# Actions to take
**a)** Quote everything in the passage about Patti Smith and the Soundwalk Collective from "On May 31st, Patti" down to "died in 1948.".
**b)** List the things the musicians gathered at the cave, according to the passage about Patti Smith and the Soundwalk Collective.
**c)** Write what follows the last sentence of the passage about Patti Smith and the Soundwalk Collective.

— START OF Text passage —

On May 31st, Patti Smith will appear on Peyote Dance, an album with the experimental musicians of the Soundwalk Collective. The New York-based group are known for making new art out of “found sounds” – everything from antenna effects to old classical recordings. The new album will include “Ivry,” a new song with lyrics written by Smith that pay tribute to the French poet Antonin Artaud, who died in 1948.

The Soundwalk Collective wrote it with instruments that included Mexican Tarahumara guitars from the valley where Artaud wrote 1947’s The Peyote Dance, where the poet describes his experiences on the drug in Mexico a decade earlier – and a transcendental experience that followed. The musicians of the Soundwalk Collective traveled to the cave where the poet lived and gathered stones, sand, leaves and instruments to “awaken the landscape’s sleeping memories.”

— END OF Text passage —
— START OF Information provided —

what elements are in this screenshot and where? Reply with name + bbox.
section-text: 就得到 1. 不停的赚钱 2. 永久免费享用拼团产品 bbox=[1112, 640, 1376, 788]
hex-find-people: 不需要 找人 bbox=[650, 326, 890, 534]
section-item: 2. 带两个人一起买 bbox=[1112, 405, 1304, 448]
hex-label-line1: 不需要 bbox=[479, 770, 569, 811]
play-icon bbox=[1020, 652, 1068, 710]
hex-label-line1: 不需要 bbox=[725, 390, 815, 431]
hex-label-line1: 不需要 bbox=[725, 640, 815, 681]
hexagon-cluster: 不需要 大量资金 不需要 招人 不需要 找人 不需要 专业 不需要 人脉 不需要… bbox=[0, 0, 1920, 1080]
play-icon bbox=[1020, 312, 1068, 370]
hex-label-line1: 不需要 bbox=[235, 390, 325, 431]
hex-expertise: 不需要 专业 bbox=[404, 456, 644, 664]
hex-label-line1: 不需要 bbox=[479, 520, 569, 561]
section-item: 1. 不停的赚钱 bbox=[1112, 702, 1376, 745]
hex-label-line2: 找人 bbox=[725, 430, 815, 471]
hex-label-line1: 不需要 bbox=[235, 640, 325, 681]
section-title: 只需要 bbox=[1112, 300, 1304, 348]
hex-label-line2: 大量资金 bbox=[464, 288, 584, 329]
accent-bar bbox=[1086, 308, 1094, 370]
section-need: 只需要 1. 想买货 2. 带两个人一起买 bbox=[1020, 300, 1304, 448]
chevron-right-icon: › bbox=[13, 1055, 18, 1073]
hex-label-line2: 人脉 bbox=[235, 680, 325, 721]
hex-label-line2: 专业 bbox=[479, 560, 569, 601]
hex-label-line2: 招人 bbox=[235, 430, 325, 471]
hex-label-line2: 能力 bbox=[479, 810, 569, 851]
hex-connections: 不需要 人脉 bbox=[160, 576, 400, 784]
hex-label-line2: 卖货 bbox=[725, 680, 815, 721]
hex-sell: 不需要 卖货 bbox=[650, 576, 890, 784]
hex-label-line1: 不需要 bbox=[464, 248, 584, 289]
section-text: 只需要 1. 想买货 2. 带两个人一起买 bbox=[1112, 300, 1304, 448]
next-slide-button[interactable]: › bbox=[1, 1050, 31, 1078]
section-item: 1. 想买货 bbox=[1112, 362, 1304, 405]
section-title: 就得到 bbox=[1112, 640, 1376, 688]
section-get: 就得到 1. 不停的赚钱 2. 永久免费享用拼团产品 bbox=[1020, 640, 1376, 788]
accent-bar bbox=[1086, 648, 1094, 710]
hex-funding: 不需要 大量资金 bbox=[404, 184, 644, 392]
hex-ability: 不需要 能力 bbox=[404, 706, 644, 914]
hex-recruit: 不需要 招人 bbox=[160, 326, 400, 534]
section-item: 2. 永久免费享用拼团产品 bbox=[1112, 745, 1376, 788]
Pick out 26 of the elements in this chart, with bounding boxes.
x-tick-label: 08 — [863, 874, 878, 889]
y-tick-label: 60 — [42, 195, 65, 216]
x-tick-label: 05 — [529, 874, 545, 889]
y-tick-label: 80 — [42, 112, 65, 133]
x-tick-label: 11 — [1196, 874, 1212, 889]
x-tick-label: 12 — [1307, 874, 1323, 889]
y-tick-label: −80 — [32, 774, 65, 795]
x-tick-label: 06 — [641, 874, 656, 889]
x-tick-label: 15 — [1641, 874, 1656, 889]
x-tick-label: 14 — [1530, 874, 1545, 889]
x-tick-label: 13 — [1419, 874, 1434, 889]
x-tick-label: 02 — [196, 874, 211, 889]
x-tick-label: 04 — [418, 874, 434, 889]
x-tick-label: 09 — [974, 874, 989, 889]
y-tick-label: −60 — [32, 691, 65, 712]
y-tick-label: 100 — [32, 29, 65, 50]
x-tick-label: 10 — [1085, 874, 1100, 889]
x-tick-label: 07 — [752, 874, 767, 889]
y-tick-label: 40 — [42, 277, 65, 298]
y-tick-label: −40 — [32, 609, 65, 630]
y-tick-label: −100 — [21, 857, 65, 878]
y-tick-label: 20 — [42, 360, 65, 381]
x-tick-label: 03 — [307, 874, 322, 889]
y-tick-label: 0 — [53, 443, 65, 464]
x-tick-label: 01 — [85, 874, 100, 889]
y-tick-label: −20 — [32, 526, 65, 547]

— END OF Information provided —

# Responses to the exercise
**a)**
On May 31st, Patti Smith will appear on Peyote Dance, an album with the experimental musicians of the Soundwalk Collective. The New York-based group are known for making new art out of “found sounds” – everything from antenna effects to old classical recordings. The new album will include “Ivry,” a new song with lyrics written by Smith that pay tribute to the French poet Antonin Artaud, who died in 1948.

**b)** stones, sand, leaves, instruments

**c)**
“Taking peyote in those regions, you have the feeling that everything is communicating with you as it was for Artaud – nothing has changed,” said Stéphan Crasneanscki, the founder of Soundwalk Collective. “On an atomic level, there is no separation between you and any other organism: trees, leaves, flowers, but also stones and sand. There is no duality. Everything is embedded, everything has a soul, and the soul is timeless. We are not alone. These sonic spaces are pre-existing to us and will exist after us, to be able to listen to them is an act of presence.” Smith then listened to and improvised over their tracks: “For a moment,” she said, “one is Artaud.” The video includes footage of the poet’s legendary performance in the Passion of Joan of Arc, along with the last images of him in his chair.

The Peyote Dance is the first of three albums to be released by the British indie label Bella Union which will take inspiration from three French poets: Antonin Artaud, Arthur Rimbaud and René Daumal.